Exercise instructions: Reproduce the whole listing, character for character.

Supplied records:
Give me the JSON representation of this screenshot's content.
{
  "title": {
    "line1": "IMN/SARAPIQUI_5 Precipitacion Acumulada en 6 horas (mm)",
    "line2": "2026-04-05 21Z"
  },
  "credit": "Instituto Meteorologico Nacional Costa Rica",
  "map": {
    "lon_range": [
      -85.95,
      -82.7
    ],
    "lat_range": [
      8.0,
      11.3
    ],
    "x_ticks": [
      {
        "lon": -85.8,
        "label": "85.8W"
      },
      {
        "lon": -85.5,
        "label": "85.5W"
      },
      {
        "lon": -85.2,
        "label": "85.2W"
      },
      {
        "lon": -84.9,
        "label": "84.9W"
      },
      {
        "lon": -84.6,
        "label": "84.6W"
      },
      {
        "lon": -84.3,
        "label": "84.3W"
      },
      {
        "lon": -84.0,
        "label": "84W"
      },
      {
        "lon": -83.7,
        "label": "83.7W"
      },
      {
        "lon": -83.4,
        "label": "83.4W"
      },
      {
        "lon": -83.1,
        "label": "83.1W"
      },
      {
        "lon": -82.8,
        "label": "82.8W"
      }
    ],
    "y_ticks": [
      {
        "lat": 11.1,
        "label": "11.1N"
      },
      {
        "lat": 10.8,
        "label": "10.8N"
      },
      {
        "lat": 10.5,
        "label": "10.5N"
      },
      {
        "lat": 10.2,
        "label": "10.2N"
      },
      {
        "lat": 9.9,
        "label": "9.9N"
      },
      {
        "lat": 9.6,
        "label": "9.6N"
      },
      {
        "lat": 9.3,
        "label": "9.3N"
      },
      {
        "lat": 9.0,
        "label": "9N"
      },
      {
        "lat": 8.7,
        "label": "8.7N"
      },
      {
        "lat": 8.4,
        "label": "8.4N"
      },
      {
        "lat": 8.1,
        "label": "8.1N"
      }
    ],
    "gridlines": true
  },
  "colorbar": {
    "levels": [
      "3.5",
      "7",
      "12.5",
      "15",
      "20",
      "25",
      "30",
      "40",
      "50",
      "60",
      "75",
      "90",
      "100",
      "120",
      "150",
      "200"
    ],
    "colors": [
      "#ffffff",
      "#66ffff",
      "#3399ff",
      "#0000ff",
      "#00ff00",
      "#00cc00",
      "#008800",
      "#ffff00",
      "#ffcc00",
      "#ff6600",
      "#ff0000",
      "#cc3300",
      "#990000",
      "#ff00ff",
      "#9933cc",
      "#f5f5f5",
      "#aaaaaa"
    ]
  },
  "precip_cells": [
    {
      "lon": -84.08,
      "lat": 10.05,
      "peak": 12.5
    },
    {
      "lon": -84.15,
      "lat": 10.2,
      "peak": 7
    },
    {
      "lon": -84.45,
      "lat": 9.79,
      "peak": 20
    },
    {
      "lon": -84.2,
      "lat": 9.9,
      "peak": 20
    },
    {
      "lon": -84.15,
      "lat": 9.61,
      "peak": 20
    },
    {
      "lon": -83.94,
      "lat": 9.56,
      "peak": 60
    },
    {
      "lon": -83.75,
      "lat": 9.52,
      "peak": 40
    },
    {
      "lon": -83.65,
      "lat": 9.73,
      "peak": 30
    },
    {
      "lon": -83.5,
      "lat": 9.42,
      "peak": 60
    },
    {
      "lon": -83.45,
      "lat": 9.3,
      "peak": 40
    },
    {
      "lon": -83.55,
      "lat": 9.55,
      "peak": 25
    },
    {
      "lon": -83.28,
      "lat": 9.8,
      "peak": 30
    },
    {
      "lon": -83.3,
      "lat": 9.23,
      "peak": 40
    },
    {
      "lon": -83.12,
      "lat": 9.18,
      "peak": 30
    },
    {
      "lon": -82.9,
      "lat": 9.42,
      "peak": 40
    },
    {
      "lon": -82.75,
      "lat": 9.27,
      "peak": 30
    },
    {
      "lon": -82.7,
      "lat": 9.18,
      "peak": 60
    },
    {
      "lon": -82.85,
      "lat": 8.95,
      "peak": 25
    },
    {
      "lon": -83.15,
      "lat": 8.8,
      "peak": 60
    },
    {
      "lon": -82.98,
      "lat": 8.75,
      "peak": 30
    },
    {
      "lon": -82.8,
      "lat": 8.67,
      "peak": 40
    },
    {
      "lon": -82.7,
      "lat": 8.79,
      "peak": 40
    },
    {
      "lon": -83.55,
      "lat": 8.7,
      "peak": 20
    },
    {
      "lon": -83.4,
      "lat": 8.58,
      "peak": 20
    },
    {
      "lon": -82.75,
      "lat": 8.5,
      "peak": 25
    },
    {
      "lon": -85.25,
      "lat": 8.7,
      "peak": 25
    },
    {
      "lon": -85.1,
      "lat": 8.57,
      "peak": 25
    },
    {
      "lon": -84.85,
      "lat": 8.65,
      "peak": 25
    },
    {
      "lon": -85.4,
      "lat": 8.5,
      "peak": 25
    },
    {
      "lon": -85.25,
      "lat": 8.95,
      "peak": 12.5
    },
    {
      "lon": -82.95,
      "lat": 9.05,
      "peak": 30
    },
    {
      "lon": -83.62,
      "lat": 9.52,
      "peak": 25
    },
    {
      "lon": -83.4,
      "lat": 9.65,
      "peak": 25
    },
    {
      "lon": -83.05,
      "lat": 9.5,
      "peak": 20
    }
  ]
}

Exercise solution:
Give me the JSON representation of this screenshot's content.
{
  "title": {
    "line1": "IMN/SARAPIQUI_5 Precipitacion Acumulada en 6 horas (mm)",
    "line2": "2026-04-05 21Z"
  },
  "credit": "Instituto Meteorologico Nacional Costa Rica",
  "map": {
    "lon_range": [
      -85.95,
      -82.7
    ],
    "lat_range": [
      8.0,
      11.3
    ],
    "x_ticks": [
      {
        "lon": -85.8,
        "label": "85.8W"
      },
      {
        "lon": -85.5,
        "label": "85.5W"
      },
      {
        "lon": -85.2,
        "label": "85.2W"
      },
      {
        "lon": -84.9,
        "label": "84.9W"
      },
      {
        "lon": -84.6,
        "label": "84.6W"
      },
      {
        "lon": -84.3,
        "label": "84.3W"
      },
      {
        "lon": -84.0,
        "label": "84W"
      },
      {
        "lon": -83.7,
        "label": "83.7W"
      },
      {
        "lon": -83.4,
        "label": "83.4W"
      },
      {
        "lon": -83.1,
        "label": "83.1W"
      },
      {
        "lon": -82.8,
        "label": "82.8W"
      }
    ],
    "y_ticks": [
      {
        "lat": 11.1,
        "label": "11.1N"
      },
      {
        "lat": 10.8,
        "label": "10.8N"
      },
      {
        "lat": 10.5,
        "label": "10.5N"
      },
      {
        "lat": 10.2,
        "label": "10.2N"
      },
      {
        "lat": 9.9,
        "label": "9.9N"
      },
      {
        "lat": 9.6,
        "label": "9.6N"
      },
      {
        "lat": 9.3,
        "label": "9.3N"
      },
      {
        "lat": 9.0,
        "label": "9N"
      },
      {
        "lat": 8.7,
        "label": "8.7N"
      },
      {
        "lat": 8.4,
        "label": "8.4N"
      },
      {
        "lat": 8.1,
        "label": "8.1N"
      }
    ],
    "gridlines": true
  },
  "colorbar": {
    "levels": [
      "3.5",
      "7",
      "12.5",
      "15",
      "20",
      "25",
      "30",
      "40",
      "50",
      "60",
      "75",
      "90",
      "100",
      "120",
      "150",
      "200"
    ],
    "colors": [
      "#ffffff",
      "#66ffff",
      "#3399ff",
      "#0000ff",
      "#00ff00",
      "#00cc00",
      "#008800",
      "#ffff00",
      "#ffcc00",
      "#ff6600",
      "#ff0000",
      "#cc3300",
      "#990000",
      "#ff00ff",
      "#9933cc",
      "#f5f5f5",
      "#aaaaaa"
    ]
  },
  "precip_cells": [
    {
      "lon": -84.08,
      "lat": 10.05,
      "peak": 12.5
    },
    {
      "lon": -84.15,
      "lat": 10.2,
      "peak": 7
    },
    {
      "lon": -84.45,
      "lat": 9.79,
      "peak": 20
    },
    {
      "lon": -84.2,
      "lat": 9.9,
      "peak": 20
    },
    {
      "lon": -84.15,
      "lat": 9.61,
      "peak": 20
    },
    {
      "lon": -83.94,
      "lat": 9.56,
      "peak": 60
    },
    {
      "lon": -83.75,
      "lat": 9.52,
      "peak": 40
    },
    {
      "lon": -83.65,
      "lat": 9.73,
      "peak": 30
    },
    {
      "lon": -83.5,
      "lat": 9.42,
      "peak": 60
    },
    {
      "lon": -83.45,
      "lat": 9.3,
      "peak": 40
    },
    {
      "lon": -83.55,
      "lat": 9.55,
      "peak": 25
    },
    {
      "lon": -83.28,
      "lat": 9.8,
      "peak": 30
    },
    {
      "lon": -83.3,
      "lat": 9.23,
      "peak": 40
    },
    {
      "lon": -83.12,
      "lat": 9.18,
      "peak": 30
    },
    {
      "lon": -82.9,
      "lat": 9.42,
      "peak": 40
    },
    {
      "lon": -82.75,
      "lat": 9.27,
      "peak": 30
    },
    {
      "lon": -82.7,
      "lat": 9.18,
      "peak": 60
    },
    {
      "lon": -82.85,
      "lat": 8.95,
      "peak": 25
    },
    {
      "lon": -83.15,
      "lat": 8.8,
      "peak": 60
    },
    {
      "lon": -82.98,
      "lat": 8.75,
      "peak": 30
    },
    {
      "lon": -82.8,
      "lat": 8.67,
      "peak": 40
    },
    {
      "lon": -82.7,
      "lat": 8.79,
      "peak": 40
    },
    {
      "lon": -83.55,
      "lat": 8.7,
      "peak": 20
    },
    {
      "lon": -83.4,
      "lat": 8.58,
      "peak": 20
    },
    {
      "lon": -82.75,
      "lat": 8.5,
      "peak": 25
    },
    {
      "lon": -85.25,
      "lat": 8.7,
      "peak": 25
    },
    {
      "lon": -85.1,
      "lat": 8.57,
      "peak": 25
    },
    {
      "lon": -84.85,
      "lat": 8.65,
      "peak": 25
    },
    {
      "lon": -85.4,
      "lat": 8.5,
      "peak": 25
    },
    {
      "lon": -85.25,
      "lat": 8.95,
      "peak": 12.5
    },
    {
      "lon": -82.95,
      "lat": 9.05,
      "peak": 30
    },
    {
      "lon": -83.62,
      "lat": 9.52,
      "peak": 25
    },
    {
      "lon": -83.4,
      "lat": 9.65,
      "peak": 25
    },
    {
      "lon": -83.05,
      "lat": 9.5,
      "peak": 20
    }
  ]
}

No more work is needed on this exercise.